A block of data
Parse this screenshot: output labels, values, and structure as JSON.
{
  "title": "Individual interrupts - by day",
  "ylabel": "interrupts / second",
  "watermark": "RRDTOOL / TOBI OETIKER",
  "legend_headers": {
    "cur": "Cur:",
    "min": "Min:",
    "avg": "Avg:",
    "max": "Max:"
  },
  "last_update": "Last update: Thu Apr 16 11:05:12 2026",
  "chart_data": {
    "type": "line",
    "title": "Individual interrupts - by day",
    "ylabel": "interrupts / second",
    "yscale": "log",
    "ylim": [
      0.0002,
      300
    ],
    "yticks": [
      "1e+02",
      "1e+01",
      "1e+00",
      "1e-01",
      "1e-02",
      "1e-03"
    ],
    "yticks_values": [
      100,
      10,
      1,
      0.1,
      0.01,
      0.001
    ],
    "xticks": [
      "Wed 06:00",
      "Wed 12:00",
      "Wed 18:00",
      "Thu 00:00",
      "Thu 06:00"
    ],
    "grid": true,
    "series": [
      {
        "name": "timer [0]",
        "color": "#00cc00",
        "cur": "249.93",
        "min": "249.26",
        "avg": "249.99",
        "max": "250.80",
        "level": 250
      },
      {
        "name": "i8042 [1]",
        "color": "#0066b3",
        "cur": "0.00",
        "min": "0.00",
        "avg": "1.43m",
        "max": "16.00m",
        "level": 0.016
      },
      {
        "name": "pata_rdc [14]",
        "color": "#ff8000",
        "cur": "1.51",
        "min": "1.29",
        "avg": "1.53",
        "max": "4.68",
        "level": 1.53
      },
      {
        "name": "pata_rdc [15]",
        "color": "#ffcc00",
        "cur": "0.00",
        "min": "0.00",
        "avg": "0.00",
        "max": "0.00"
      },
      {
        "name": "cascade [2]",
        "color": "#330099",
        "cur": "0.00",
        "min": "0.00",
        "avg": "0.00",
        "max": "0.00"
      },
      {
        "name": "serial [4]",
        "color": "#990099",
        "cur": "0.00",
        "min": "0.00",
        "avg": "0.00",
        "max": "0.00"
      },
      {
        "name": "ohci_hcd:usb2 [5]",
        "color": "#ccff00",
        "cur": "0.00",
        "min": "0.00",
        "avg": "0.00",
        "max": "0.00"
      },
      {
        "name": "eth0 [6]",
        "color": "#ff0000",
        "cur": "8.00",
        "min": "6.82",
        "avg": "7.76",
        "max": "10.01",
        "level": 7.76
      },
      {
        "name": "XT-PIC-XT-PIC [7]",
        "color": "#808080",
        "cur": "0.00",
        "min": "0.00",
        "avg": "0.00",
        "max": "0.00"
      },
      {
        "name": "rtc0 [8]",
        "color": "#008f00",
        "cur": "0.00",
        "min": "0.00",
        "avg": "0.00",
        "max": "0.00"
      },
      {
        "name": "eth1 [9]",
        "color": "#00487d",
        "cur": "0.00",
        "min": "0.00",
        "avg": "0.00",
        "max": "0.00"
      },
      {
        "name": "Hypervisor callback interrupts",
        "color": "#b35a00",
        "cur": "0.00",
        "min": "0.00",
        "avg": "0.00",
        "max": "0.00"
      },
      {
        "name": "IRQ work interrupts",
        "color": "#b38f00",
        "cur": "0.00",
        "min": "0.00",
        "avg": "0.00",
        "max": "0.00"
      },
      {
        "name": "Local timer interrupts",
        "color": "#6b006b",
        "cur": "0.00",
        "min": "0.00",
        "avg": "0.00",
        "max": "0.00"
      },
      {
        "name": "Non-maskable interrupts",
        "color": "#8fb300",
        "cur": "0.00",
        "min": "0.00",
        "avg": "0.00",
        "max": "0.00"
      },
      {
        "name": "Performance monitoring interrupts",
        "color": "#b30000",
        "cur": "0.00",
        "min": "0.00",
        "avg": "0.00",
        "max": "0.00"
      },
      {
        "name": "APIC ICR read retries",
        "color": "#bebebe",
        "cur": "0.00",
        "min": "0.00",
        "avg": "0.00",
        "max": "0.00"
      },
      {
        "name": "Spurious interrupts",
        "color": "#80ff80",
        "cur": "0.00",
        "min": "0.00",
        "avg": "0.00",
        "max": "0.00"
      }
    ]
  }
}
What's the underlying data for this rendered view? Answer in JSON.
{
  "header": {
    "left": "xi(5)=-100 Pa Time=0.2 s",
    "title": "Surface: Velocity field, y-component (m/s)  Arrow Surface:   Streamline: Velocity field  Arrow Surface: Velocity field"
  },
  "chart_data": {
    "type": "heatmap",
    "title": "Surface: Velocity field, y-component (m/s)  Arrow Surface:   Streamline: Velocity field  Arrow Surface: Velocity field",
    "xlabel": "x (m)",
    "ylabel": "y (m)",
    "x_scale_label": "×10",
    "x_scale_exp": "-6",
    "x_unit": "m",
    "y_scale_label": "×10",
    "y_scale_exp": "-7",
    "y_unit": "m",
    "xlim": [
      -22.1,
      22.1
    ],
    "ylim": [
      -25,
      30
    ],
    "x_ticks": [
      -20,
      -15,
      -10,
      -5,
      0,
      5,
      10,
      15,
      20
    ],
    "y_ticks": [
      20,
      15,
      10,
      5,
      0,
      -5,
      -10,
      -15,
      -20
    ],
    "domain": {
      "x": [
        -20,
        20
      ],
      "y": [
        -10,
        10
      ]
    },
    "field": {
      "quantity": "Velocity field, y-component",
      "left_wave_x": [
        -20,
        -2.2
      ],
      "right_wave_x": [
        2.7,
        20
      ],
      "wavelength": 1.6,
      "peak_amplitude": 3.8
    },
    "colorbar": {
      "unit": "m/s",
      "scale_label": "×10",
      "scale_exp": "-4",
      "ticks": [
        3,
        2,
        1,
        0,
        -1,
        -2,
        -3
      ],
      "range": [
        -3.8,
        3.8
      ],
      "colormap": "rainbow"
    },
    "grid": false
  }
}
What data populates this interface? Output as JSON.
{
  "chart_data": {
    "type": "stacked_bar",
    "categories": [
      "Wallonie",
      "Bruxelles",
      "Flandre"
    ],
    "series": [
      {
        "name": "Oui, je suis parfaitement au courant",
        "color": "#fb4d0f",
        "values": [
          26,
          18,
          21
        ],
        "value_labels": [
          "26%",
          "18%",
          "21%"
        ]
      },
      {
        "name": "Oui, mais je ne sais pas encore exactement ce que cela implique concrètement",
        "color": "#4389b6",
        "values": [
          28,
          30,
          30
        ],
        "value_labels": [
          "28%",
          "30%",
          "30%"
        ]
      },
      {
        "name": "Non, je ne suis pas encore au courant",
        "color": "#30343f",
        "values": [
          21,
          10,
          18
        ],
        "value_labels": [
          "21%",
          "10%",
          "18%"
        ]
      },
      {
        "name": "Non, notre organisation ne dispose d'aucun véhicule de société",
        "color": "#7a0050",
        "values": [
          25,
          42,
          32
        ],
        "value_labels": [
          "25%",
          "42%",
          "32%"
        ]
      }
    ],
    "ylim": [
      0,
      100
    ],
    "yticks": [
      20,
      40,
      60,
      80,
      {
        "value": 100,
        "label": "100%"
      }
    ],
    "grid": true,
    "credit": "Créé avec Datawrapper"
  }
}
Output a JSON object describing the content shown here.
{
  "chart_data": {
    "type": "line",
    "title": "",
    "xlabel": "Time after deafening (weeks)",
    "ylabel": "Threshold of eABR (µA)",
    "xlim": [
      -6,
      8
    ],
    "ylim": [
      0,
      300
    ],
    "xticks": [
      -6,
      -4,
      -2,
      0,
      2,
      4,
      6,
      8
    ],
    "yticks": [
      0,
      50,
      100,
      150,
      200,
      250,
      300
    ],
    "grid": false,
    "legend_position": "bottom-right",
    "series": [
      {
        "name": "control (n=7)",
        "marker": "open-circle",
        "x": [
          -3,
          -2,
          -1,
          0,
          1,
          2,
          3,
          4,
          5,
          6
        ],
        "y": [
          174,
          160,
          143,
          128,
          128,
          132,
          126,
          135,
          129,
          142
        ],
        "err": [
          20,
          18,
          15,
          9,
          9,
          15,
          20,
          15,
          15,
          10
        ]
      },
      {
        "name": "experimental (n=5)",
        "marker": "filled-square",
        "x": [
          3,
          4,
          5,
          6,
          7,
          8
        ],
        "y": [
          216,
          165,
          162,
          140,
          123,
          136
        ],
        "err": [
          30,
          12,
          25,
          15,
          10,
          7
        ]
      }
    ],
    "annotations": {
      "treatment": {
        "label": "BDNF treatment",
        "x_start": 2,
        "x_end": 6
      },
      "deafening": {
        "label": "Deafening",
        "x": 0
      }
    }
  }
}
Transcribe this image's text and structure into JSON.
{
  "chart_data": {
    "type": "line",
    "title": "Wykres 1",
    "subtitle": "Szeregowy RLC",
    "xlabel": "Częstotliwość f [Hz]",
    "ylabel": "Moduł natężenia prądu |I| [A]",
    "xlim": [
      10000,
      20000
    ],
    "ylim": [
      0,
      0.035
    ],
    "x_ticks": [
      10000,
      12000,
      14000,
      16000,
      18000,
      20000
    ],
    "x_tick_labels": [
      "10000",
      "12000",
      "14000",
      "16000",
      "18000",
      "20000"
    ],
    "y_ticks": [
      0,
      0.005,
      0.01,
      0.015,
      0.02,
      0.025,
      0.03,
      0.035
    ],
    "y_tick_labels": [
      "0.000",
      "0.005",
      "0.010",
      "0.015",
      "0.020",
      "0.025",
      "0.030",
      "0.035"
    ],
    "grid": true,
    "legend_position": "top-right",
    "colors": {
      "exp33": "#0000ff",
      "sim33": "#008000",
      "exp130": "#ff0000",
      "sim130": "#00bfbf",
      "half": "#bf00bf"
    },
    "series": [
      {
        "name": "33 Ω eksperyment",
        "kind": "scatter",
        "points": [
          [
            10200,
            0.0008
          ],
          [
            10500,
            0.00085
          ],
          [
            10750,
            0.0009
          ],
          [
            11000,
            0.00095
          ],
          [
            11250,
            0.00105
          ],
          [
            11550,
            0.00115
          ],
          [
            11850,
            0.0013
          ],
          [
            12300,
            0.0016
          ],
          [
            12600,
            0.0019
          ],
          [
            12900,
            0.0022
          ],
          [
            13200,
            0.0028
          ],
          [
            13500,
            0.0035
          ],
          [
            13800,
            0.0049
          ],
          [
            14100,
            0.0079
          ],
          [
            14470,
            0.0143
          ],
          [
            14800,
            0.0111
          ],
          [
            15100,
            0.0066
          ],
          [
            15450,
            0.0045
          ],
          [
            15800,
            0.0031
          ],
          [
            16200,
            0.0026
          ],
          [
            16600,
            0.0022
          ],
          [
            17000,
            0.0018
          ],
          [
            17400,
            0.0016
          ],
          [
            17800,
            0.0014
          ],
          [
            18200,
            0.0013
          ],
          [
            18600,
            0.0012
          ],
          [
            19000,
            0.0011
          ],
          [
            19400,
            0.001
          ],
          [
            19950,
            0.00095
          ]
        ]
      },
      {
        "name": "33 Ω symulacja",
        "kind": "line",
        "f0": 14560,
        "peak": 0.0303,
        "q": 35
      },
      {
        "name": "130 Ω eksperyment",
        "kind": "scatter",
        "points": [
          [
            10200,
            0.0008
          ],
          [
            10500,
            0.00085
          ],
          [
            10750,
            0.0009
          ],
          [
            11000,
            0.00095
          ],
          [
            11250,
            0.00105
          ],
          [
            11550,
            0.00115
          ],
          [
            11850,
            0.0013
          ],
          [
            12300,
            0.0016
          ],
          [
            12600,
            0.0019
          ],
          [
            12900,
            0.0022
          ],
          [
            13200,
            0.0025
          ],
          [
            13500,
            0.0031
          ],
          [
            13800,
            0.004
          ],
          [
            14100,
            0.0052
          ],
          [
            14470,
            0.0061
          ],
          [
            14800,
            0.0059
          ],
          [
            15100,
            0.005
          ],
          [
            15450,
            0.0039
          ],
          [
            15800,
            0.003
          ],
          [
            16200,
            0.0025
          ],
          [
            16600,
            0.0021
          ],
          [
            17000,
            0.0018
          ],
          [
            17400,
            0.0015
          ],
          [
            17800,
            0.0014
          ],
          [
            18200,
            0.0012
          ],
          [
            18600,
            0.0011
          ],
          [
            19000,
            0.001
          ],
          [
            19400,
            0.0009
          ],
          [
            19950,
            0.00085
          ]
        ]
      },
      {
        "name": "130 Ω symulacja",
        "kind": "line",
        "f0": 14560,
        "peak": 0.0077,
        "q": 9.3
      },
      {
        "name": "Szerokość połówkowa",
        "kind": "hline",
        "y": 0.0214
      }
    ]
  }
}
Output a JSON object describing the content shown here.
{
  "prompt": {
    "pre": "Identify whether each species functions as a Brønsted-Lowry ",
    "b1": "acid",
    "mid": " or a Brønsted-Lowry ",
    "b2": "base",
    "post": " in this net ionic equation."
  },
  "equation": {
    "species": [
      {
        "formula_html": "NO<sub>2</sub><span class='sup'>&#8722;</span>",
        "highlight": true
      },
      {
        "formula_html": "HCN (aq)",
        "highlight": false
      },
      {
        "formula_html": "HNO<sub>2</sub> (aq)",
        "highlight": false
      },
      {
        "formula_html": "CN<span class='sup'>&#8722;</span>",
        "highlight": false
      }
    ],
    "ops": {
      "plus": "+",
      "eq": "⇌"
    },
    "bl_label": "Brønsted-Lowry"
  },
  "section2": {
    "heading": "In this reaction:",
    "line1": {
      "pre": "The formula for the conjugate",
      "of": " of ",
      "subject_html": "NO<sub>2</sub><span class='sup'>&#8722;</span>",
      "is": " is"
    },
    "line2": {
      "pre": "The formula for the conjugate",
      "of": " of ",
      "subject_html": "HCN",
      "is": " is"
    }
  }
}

Stated task.
Show the lines of the material that contain the word "second".

Problem solution.
  "ylabel": "interrupts / second",
    "ylabel": "interrupts / second",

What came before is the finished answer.